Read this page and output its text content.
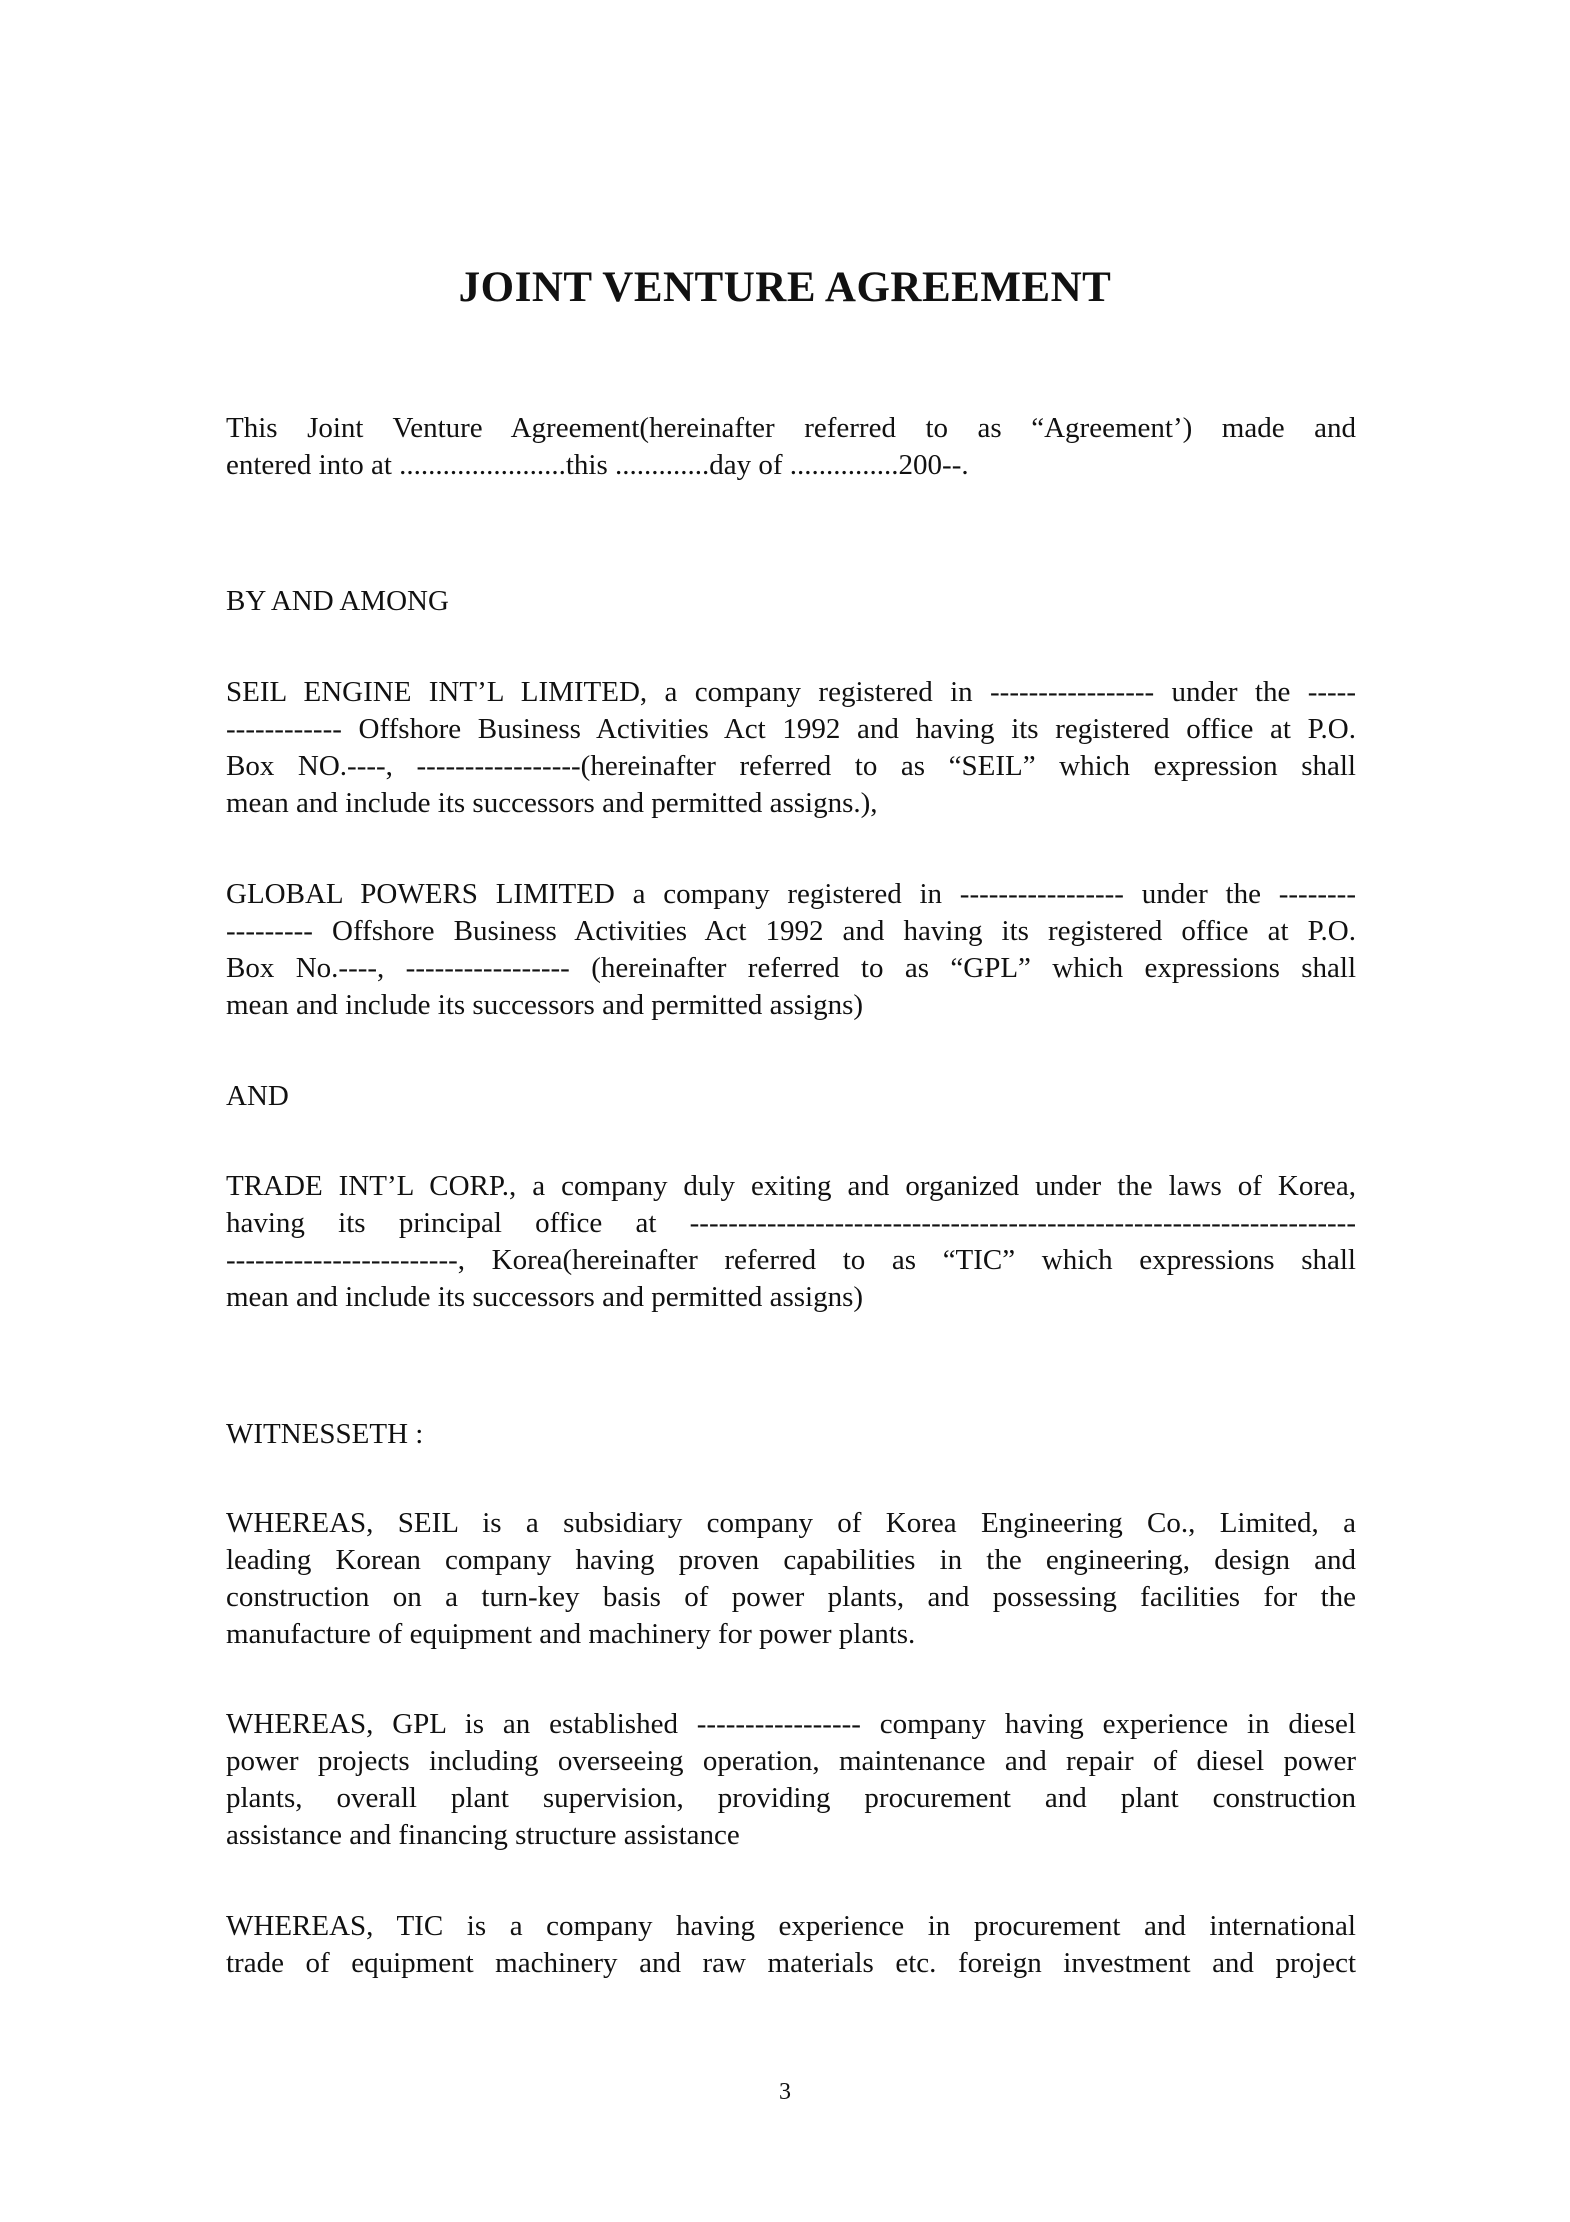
JOINT VENTURE AGREEMENT
This Joint Venture Agreement(hereinafter referred to as “Agreement’) made and
entered into at .......................this .............day of ...............200--.
BY AND AMONG
SEIL ENGINE INT’L LIMITED, a company registered in ----------------- under the -----
------------ Offshore Business Activities Act 1992 and having its registered office at P.O.
Box NO.----, -----------------(hereinafter referred to as “SEIL” which expression shall
mean and include its successors and permitted assigns.),
GLOBAL POWERS LIMITED a company registered in ----------------- under the --------
--------- Offshore Business Activities Act 1992 and having its registered office at P.O.
Box No.----, ----------------- (hereinafter referred to as “GPL” which expressions shall
mean and include its successors and permitted assigns)
AND
TRADE INT’L CORP., a company duly exiting and organized under the laws of Korea,
having its principal office at ---------------------------------------------------------------------
------------------------, Korea(hereinafter referred to as “TIC” which expressions shall
mean and include its successors and permitted assigns)
WITNESSETH :
WHEREAS, SEIL is a subsidiary company of Korea Engineering Co., Limited, a
leading Korean company having proven capabilities in the engineering, design and
construction on a turn-key basis of power plants, and possessing facilities for the
manufacture of equipment and machinery for power plants.
WHEREAS, GPL is an established ----------------- company having experience in diesel
power projects including overseeing operation, maintenance and repair of diesel power
plants, overall plant supervision, providing procurement and plant construction
assistance and financing structure assistance
WHEREAS, TIC is a company having experience in procurement and international
trade of equipment machinery and raw materials etc. foreign investment and project
3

○ ○ ○ ○

### WORK TO BE COMPLETED
How many lines of the entries above hold the string "WHEREAS"? Reply with the number alone.

### EXPECTED ANSWER
3